*Brief*. Only lines holding the string "JSON" are wanted; copy each one from the material.

*Raw records*.

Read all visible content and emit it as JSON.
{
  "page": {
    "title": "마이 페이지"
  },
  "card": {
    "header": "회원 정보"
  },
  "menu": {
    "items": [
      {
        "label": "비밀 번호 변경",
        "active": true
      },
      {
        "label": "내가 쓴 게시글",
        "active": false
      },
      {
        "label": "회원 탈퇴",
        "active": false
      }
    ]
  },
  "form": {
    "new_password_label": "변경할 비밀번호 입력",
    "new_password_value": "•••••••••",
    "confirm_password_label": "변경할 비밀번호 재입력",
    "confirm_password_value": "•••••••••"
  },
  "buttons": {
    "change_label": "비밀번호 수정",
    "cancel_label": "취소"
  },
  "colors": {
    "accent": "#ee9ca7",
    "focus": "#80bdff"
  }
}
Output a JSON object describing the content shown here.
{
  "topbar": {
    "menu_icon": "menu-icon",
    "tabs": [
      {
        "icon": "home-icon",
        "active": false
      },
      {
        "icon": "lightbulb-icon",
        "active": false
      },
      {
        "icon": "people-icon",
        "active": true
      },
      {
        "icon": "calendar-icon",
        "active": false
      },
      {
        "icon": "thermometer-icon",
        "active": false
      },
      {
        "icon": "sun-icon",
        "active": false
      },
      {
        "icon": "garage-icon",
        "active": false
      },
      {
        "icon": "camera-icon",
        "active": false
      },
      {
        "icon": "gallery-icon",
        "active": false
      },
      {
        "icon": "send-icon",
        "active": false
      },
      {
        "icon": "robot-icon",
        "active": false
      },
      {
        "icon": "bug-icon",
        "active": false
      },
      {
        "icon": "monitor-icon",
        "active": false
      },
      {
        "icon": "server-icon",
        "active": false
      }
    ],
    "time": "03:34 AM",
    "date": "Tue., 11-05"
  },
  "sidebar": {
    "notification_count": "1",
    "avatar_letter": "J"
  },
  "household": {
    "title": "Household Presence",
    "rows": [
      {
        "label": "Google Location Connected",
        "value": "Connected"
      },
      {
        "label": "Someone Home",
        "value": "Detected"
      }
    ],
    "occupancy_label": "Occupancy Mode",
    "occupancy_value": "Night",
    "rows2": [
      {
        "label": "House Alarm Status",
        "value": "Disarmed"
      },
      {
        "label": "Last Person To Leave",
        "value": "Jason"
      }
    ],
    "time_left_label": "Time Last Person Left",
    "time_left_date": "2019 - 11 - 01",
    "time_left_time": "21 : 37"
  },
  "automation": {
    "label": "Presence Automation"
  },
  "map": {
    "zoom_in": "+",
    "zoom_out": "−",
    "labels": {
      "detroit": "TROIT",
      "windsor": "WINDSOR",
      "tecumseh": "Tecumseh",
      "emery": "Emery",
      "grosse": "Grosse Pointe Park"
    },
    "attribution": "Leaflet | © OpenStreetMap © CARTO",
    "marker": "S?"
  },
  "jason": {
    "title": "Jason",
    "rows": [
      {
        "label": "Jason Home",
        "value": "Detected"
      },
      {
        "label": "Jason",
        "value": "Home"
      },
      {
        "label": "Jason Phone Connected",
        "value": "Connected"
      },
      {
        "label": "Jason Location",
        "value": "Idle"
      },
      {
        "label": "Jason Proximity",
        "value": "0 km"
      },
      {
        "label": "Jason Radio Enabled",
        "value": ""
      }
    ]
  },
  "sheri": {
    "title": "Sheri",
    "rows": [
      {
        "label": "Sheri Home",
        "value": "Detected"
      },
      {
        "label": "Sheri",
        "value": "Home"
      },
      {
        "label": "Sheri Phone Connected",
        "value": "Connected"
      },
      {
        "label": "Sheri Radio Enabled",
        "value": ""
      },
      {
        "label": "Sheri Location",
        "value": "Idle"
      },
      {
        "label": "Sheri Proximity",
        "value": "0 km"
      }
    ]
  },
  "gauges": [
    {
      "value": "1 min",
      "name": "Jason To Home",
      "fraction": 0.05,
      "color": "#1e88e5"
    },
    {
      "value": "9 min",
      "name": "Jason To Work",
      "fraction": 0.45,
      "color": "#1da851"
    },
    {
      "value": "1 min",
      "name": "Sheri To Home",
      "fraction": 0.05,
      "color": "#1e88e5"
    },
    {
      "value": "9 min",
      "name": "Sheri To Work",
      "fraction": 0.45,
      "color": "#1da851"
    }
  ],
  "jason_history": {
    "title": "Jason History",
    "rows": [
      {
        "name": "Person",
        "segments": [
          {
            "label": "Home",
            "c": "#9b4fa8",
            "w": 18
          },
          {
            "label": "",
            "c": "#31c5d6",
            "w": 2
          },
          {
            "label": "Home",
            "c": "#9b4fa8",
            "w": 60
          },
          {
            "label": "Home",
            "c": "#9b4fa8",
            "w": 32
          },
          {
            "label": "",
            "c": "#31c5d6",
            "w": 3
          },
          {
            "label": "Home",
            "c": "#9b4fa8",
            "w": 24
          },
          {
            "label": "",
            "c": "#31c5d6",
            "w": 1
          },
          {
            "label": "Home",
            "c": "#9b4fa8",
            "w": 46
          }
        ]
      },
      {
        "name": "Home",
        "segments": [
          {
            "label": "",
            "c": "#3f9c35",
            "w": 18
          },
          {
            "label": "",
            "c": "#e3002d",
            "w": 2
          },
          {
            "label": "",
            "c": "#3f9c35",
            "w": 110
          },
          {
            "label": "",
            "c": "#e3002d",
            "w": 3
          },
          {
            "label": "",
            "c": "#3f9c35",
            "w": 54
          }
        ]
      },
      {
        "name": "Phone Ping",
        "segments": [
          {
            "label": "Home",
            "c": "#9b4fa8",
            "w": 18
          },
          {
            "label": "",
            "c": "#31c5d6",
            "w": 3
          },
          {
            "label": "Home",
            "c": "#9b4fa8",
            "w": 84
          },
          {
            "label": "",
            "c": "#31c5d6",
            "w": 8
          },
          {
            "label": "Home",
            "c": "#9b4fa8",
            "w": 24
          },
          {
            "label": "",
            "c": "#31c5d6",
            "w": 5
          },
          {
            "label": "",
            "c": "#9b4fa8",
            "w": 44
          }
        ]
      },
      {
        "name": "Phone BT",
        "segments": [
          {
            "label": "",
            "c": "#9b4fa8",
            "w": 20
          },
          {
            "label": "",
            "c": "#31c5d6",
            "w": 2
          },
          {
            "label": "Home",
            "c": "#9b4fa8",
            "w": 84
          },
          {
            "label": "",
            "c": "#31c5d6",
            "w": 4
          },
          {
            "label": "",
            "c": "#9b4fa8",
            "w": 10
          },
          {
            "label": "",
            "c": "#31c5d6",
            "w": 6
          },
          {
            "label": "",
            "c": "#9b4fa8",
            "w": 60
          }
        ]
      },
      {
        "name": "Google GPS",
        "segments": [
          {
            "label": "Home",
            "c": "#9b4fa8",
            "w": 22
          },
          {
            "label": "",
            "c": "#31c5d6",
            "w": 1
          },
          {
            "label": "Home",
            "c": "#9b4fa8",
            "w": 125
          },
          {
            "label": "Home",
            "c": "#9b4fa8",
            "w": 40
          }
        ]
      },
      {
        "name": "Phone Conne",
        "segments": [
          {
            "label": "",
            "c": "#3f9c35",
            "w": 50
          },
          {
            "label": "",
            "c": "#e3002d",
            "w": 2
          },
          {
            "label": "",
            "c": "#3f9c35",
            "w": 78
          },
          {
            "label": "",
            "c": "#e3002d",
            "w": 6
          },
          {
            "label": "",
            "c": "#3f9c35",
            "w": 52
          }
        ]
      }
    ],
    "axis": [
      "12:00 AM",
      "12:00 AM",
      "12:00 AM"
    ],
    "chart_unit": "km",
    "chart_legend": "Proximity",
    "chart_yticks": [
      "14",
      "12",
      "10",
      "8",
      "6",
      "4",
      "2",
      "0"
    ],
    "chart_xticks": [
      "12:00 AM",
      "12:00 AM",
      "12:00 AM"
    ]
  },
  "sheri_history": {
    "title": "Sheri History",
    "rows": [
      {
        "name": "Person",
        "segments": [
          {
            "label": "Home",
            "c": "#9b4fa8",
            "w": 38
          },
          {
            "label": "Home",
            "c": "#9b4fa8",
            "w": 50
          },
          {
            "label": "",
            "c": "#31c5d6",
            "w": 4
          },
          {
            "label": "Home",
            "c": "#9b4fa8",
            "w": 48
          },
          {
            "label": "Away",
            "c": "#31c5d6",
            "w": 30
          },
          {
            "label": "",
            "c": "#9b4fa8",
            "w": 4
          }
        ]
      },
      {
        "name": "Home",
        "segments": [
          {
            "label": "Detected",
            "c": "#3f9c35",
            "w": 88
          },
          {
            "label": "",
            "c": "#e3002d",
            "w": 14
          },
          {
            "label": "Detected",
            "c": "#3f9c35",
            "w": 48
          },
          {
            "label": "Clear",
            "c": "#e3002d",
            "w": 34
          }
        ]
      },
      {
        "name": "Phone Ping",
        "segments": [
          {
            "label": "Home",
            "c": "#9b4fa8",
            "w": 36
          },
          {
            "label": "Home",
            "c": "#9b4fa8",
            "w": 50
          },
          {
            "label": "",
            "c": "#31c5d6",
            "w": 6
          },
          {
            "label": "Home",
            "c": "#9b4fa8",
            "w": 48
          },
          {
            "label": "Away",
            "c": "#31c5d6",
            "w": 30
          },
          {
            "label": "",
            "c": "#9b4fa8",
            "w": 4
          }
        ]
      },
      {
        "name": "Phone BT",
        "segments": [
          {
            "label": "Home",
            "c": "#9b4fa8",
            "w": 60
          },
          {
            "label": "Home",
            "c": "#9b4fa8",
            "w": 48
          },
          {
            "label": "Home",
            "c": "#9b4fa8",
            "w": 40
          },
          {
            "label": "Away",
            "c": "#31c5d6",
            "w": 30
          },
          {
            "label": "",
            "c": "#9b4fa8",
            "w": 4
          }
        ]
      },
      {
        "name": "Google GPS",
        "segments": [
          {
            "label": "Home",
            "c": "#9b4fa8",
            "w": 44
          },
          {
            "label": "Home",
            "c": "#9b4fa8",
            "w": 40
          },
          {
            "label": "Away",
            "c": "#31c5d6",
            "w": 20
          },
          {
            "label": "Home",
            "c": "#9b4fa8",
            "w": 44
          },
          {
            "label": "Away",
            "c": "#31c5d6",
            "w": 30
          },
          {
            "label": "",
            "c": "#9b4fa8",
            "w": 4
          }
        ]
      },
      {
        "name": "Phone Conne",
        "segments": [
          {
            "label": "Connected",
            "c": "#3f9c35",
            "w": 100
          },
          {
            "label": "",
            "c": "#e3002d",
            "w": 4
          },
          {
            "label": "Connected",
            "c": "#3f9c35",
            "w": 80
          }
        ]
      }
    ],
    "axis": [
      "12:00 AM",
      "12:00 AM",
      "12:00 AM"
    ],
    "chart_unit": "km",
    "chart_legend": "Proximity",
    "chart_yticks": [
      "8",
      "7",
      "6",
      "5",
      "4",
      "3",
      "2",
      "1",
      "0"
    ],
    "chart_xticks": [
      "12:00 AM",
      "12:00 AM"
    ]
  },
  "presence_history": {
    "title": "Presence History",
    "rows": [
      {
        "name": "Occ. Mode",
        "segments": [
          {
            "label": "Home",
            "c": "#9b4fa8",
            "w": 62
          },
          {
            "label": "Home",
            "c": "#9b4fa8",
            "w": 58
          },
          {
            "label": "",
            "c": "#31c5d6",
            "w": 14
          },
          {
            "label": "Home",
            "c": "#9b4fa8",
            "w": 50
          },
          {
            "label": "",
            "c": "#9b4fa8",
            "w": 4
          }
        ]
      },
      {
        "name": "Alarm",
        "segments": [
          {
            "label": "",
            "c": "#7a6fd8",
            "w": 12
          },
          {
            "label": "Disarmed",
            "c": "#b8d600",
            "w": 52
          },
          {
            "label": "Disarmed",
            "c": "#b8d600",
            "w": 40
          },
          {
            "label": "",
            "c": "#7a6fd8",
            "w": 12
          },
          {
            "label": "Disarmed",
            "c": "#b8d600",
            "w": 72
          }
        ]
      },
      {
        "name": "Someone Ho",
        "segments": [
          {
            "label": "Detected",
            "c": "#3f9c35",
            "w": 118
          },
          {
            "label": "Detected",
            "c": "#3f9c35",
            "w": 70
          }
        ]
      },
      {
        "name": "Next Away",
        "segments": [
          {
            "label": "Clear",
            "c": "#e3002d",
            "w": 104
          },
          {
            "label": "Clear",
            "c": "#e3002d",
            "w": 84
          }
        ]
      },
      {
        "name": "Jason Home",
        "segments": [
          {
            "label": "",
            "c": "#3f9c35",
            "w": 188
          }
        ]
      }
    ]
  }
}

*Solution for this problem*.
Read all visible content and emit it as JSON.
Output a JSON object describing the content shown here.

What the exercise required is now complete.